Please update the data below by replacing every "Nominal catch (t)" with "Nominal catch (tonnes)" and leaving everything else unchanged.

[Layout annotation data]
▬▬▬

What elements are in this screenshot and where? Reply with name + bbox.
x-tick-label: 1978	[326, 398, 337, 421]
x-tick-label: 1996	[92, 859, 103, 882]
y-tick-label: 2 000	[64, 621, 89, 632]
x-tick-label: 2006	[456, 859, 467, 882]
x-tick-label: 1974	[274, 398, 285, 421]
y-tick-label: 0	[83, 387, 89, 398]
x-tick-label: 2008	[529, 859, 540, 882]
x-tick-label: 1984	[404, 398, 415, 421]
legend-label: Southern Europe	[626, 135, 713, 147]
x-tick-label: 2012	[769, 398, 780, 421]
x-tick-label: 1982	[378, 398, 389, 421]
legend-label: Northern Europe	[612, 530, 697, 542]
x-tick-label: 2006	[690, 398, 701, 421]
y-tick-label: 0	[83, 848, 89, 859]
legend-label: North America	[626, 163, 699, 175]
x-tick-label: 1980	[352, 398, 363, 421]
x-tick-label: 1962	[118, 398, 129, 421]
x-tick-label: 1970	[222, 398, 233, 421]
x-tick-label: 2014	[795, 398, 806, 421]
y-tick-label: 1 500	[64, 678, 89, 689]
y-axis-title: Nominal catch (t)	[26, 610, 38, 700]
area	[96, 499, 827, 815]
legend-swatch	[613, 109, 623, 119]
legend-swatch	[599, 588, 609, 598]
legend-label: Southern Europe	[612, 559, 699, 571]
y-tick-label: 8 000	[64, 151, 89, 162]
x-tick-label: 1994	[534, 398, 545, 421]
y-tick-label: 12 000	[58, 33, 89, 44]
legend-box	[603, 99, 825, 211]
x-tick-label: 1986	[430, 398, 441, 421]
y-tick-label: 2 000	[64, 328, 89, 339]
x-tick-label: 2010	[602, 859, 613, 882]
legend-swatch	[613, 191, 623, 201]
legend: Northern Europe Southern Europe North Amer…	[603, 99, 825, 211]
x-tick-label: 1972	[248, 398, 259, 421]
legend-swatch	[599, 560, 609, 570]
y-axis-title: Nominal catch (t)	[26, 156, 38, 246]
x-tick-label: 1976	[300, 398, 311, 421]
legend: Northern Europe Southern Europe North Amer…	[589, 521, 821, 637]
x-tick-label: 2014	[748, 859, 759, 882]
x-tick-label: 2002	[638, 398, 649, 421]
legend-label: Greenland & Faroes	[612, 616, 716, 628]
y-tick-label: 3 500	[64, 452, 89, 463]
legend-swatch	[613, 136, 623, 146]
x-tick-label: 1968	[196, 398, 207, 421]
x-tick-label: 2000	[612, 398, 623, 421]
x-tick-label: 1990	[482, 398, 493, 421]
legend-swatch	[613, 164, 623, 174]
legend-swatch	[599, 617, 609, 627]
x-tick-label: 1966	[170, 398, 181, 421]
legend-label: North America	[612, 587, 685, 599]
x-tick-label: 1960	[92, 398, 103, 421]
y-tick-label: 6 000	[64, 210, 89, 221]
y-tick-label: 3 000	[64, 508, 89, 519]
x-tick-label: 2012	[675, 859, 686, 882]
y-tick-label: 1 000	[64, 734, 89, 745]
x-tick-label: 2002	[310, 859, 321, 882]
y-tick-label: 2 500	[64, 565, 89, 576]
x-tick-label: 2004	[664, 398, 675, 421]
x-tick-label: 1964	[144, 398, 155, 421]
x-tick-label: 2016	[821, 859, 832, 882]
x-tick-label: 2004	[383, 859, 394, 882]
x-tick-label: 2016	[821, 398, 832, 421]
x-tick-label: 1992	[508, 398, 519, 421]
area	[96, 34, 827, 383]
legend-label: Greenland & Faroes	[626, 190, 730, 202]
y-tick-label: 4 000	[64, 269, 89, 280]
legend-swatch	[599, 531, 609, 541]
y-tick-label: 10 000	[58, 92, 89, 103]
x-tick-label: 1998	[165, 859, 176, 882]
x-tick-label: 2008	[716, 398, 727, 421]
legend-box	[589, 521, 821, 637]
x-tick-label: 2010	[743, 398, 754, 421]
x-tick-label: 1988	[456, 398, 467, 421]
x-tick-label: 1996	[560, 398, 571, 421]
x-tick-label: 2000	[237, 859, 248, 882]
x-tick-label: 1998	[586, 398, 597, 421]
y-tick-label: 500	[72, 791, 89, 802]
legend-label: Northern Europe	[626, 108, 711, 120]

▬▬▬

> **Answer to this problem**
What elements are in this screenshot and where? Reply with name + bbox.
x-tick-label: 1978	[326, 398, 337, 421]
x-tick-label: 1996	[92, 859, 103, 882]
y-tick-label: 2 000	[64, 621, 89, 632]
x-tick-label: 2006	[456, 859, 467, 882]
x-tick-label: 1974	[274, 398, 285, 421]
y-tick-label: 0	[83, 387, 89, 398]
x-tick-label: 2008	[529, 859, 540, 882]
x-tick-label: 1984	[404, 398, 415, 421]
legend-label: Southern Europe	[626, 135, 713, 147]
x-tick-label: 2012	[769, 398, 780, 421]
x-tick-label: 1982	[378, 398, 389, 421]
legend-label: Northern Europe	[612, 530, 697, 542]
x-tick-label: 2006	[690, 398, 701, 421]
y-tick-label: 0	[83, 848, 89, 859]
legend-label: North America	[626, 163, 699, 175]
x-tick-label: 1980	[352, 398, 363, 421]
x-tick-label: 1962	[118, 398, 129, 421]
x-tick-label: 1970	[222, 398, 233, 421]
x-tick-label: 2014	[795, 398, 806, 421]
y-tick-label: 1 500	[64, 678, 89, 689]
y-axis-title: Nominal catch (tonnes)	[26, 610, 38, 700]
area	[96, 499, 827, 815]
legend-swatch	[613, 109, 623, 119]
legend-swatch	[599, 588, 609, 598]
legend-label: Southern Europe	[612, 559, 699, 571]
y-tick-label: 8 000	[64, 151, 89, 162]
x-tick-label: 1994	[534, 398, 545, 421]
y-tick-label: 12 000	[58, 33, 89, 44]
legend-box	[603, 99, 825, 211]
x-tick-label: 1986	[430, 398, 441, 421]
y-tick-label: 2 000	[64, 328, 89, 339]
x-tick-label: 2010	[602, 859, 613, 882]
legend-swatch	[613, 191, 623, 201]
legend: Northern Europe Southern Europe North Amer…	[603, 99, 825, 211]
x-tick-label: 1972	[248, 398, 259, 421]
legend-swatch	[599, 560, 609, 570]
y-axis-title: Nominal catch (tonnes)	[26, 156, 38, 246]
x-tick-label: 1976	[300, 398, 311, 421]
legend: Northern Europe Southern Europe North Amer…	[589, 521, 821, 637]
x-tick-label: 2014	[748, 859, 759, 882]
x-tick-label: 2002	[638, 398, 649, 421]
legend-label: Greenland & Faroes	[612, 616, 716, 628]
y-tick-label: 3 500	[64, 452, 89, 463]
legend-swatch	[613, 136, 623, 146]
x-tick-label: 1968	[196, 398, 207, 421]
x-tick-label: 2000	[612, 398, 623, 421]
x-tick-label: 1990	[482, 398, 493, 421]
legend-swatch	[613, 164, 623, 174]
legend-swatch	[599, 617, 609, 627]
x-tick-label: 1966	[170, 398, 181, 421]
legend-label: North America	[612, 587, 685, 599]
x-tick-label: 1960	[92, 398, 103, 421]
y-tick-label: 6 000	[64, 210, 89, 221]
y-tick-label: 3 000	[64, 508, 89, 519]
x-tick-label: 2012	[675, 859, 686, 882]
y-tick-label: 1 000	[64, 734, 89, 745]
x-tick-label: 2002	[310, 859, 321, 882]
y-tick-label: 2 500	[64, 565, 89, 576]
x-tick-label: 2004	[664, 398, 675, 421]
x-tick-label: 1964	[144, 398, 155, 421]
x-tick-label: 2016	[821, 859, 832, 882]
x-tick-label: 2004	[383, 859, 394, 882]
x-tick-label: 2016	[821, 398, 832, 421]
x-tick-label: 1992	[508, 398, 519, 421]
area	[96, 34, 827, 383]
legend-label: Greenland & Faroes	[626, 190, 730, 202]
y-tick-label: 4 000	[64, 269, 89, 280]
legend-swatch	[599, 531, 609, 541]
y-tick-label: 10 000	[58, 92, 89, 103]
x-tick-label: 1998	[165, 859, 176, 882]
x-tick-label: 2008	[716, 398, 727, 421]
legend-box	[589, 521, 821, 637]
x-tick-label: 2010	[743, 398, 754, 421]
x-tick-label: 1988	[456, 398, 467, 421]
x-tick-label: 1996	[560, 398, 571, 421]
x-tick-label: 2000	[237, 859, 248, 882]
x-tick-label: 1998	[586, 398, 597, 421]
y-tick-label: 500	[72, 791, 89, 802]
legend-label: Northern Europe	[626, 108, 711, 120]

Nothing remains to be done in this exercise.